--- BEGIN ---

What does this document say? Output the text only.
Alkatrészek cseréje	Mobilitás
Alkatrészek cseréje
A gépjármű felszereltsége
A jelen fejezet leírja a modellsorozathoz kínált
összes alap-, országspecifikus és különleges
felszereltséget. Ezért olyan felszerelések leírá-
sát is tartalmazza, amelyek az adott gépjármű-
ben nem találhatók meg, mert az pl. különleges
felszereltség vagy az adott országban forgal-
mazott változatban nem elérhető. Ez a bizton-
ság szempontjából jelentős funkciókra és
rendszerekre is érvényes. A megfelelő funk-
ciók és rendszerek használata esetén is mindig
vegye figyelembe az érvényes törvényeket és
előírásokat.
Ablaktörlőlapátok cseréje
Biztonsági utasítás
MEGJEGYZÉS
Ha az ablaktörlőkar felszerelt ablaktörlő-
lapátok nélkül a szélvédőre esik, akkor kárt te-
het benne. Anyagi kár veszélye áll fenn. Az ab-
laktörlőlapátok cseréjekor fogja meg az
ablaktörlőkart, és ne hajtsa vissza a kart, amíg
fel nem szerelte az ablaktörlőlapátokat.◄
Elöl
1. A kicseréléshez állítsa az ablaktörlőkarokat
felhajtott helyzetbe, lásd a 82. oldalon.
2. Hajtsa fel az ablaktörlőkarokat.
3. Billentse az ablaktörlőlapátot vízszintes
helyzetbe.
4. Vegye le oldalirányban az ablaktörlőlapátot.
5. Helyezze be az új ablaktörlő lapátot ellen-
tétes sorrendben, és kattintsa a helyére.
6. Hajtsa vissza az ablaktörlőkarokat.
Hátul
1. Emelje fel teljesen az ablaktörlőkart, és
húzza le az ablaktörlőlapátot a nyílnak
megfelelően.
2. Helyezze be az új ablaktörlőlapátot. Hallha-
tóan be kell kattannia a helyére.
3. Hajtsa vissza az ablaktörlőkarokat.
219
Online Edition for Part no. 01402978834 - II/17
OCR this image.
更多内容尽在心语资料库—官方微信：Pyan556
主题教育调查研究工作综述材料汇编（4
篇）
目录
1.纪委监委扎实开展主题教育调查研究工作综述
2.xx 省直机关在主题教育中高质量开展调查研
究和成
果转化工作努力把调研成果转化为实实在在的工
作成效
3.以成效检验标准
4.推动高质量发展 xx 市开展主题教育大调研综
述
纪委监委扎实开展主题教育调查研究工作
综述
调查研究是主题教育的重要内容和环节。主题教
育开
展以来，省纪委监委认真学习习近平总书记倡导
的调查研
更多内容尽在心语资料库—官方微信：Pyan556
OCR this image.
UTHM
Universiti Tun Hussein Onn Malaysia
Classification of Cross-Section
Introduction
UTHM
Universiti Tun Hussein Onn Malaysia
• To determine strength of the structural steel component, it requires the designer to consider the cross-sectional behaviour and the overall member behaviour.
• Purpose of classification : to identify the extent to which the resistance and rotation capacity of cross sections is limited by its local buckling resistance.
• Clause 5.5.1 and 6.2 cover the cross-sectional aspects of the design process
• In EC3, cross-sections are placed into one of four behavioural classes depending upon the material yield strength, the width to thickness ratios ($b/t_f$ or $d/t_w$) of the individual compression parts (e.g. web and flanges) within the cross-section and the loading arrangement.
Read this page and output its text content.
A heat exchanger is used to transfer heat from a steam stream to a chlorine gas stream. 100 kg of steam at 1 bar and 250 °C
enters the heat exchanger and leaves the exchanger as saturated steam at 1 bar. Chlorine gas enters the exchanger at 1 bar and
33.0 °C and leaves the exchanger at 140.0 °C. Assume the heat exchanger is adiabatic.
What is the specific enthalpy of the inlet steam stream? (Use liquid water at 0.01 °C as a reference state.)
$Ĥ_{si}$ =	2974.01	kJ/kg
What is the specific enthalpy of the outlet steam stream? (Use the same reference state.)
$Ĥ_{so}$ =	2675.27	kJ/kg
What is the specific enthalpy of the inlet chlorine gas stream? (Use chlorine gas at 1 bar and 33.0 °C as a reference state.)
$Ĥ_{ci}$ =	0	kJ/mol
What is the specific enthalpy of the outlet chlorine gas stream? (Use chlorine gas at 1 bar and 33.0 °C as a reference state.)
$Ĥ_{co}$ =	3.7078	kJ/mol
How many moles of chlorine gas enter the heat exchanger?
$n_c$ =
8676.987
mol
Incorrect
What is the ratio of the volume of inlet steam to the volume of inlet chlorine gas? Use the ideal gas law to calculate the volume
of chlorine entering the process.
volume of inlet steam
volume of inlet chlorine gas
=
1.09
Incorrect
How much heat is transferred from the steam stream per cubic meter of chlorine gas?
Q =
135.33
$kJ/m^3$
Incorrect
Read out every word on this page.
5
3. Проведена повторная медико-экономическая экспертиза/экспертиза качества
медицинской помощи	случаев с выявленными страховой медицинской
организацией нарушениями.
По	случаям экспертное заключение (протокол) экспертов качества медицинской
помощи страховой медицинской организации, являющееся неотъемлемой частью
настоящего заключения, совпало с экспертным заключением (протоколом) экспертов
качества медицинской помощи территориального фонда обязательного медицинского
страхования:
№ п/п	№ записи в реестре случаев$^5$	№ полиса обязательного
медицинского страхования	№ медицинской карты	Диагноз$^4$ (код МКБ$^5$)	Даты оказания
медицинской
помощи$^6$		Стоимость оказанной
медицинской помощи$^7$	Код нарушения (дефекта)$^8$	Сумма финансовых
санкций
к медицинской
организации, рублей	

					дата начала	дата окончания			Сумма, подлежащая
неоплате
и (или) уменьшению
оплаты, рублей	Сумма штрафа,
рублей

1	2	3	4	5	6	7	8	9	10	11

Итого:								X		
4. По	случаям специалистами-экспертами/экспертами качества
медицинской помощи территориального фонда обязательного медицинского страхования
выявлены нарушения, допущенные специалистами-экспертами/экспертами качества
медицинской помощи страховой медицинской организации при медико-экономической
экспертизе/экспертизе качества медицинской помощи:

--- END ---

Task to carry out -
Where a line holds the string "adott", copy that line.

The answer -
sát is tartalmazza, amelyek az adott gépjármű-
felszereltség vagy az adott országban forgal-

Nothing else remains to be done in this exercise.